:: DATASET EXCERPTS ::
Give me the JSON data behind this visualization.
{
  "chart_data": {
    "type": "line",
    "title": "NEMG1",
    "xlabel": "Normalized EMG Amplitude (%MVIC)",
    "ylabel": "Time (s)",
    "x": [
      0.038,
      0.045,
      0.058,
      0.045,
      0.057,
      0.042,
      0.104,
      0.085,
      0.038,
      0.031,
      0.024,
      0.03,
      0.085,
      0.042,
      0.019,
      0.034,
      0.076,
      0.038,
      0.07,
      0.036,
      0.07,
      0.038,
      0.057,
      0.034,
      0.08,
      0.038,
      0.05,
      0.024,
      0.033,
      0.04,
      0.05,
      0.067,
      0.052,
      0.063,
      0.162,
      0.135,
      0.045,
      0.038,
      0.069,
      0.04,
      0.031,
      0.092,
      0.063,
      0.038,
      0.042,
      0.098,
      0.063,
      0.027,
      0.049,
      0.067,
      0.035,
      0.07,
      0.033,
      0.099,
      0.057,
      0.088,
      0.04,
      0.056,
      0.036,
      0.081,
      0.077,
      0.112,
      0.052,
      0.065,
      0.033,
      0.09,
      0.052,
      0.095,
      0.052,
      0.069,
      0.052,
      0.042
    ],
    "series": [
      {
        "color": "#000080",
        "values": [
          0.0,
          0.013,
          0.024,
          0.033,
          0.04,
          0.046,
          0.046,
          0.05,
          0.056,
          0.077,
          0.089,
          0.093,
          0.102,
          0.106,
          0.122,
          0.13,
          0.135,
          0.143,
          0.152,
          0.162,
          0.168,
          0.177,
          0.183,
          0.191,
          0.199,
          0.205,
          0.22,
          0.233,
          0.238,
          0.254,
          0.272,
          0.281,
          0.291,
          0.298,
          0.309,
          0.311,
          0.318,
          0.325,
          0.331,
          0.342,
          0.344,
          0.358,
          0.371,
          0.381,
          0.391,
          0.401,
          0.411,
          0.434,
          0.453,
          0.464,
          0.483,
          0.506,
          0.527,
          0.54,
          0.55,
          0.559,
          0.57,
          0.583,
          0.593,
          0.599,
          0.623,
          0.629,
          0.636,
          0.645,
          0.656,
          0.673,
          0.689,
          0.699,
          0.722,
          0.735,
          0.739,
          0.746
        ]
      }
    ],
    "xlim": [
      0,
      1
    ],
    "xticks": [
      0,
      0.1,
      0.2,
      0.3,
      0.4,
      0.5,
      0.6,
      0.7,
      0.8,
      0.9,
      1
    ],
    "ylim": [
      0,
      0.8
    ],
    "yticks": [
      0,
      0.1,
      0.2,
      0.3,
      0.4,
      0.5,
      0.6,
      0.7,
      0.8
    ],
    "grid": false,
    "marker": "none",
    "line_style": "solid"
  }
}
:::
:: DATASET EXCERPTS ::
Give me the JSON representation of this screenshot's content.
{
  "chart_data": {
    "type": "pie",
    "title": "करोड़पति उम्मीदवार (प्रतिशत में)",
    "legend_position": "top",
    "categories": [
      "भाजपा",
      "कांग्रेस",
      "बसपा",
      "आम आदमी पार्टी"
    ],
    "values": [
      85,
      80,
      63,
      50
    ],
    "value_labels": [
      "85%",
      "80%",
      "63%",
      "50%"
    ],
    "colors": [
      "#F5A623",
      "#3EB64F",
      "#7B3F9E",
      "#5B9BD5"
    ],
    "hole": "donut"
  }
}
:::
- [WHAT TO WORK ON] Gather each line of the listing containing the word "title" and show it.

- [TASK ANSWER]
    "title": "NEMG1",
    "title": "करोड़पति उम्मीदवार (प्रतिशत में)",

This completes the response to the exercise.